◆ **Exercise requirements**
Restate all of the entries exactly, dropping any pictures they hold.

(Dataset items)
· · ·

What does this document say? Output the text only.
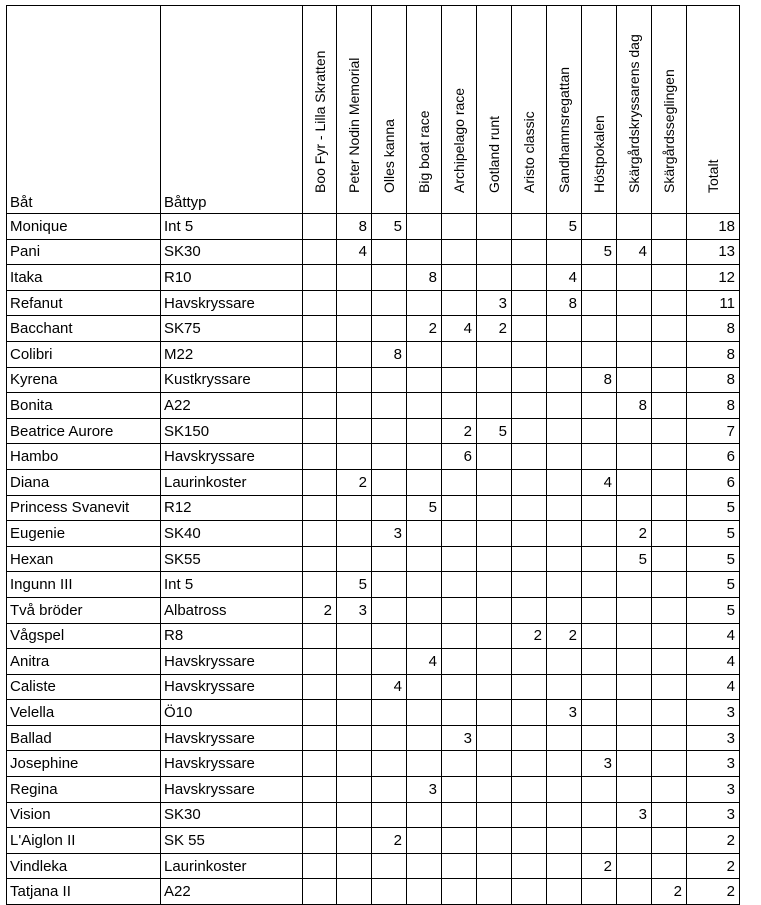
Båt	Båttyp	Boo Fyr - Lilla Skratten	Peter Nodin Memorial	Olles kanna	Big boat race	Archipelago race	Gotland runt	Aristo classic	Sandhamnsregattan	Höstpokalen	Skärgårdskryssarens dag	Skärgårdsseglingen	Totalt

Monique	Int 5		8	5					5				18
Pani	SK30		4							5	4		13
Itaka	R10				8				4				12
Refanut	Havskryssare						3		8				11
Bacchant	SK75				2	4	2						8
Colibri	M22			8									8
Kyrena	Kustkryssare									8			8
Bonita	A22										8		8
Beatrice Aurore	SK150					2	5						7
Hambo	Havskryssare					6							6
Diana	Laurinkoster		2							4			6
Princess Svanevit	R12				5								5
Eugenie	SK40			3							2		5
Hexan	SK55										5		5
Ingunn III	Int 5		5										5
Två bröder	Albatross	2	3										5
Vågspel	R8							2	2				4
Anitra	Havskryssare				4								4
Caliste	Havskryssare			4									4
Velella	Ö10								3				3
Ballad	Havskryssare					3							3
Josephine	Havskryssare									3			3
Regina	Havskryssare				3								3
Vision	SK30										3		3
L'Aiglon II	SK 55			2									2
Vindleka	Laurinkoster									2			2
Tatjana II	A22											2	2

· · ·

◆ **Task response**
What does this document say? Output the text only.
Båt	Båttyp	Boo Fyr - Lilla Skratten	Peter Nodin Memorial	Olles kanna	Big boat race	Archipelago race	Gotland runt	Aristo classic	Sandhamnsregattan	Höstpokalen	Skärgårdskryssarens dag	Skärgårdsseglingen	Totalt

Monique	Int 5		8	5					5				18
Pani	SK30		4							5	4		13
Itaka	R10				8				4				12
Refanut	Havskryssare						3		8				11
Bacchant	SK75				2	4	2						8
Colibri	M22			8									8
Kyrena	Kustkryssare									8			8
Bonita	A22										8		8
Beatrice Aurore	SK150					2	5						7
Hambo	Havskryssare					6							6
Diana	Laurinkoster		2							4			6
Princess Svanevit	R12				5								5
Eugenie	SK40			3							2		5
Hexan	SK55										5		5
Ingunn III	Int 5		5										5
Två bröder	Albatross	2	3										5
Vågspel	R8							2	2				4
Anitra	Havskryssare				4								4
Caliste	Havskryssare			4									4
Velella	Ö10								3				3
Ballad	Havskryssare					3							3
Josephine	Havskryssare									3			3
Regina	Havskryssare				3								3
Vision	SK30										3		3
L'Aiglon II	SK 55			2									2
Vindleka	Laurinkoster									2			2
Tatjana II	A22											2	2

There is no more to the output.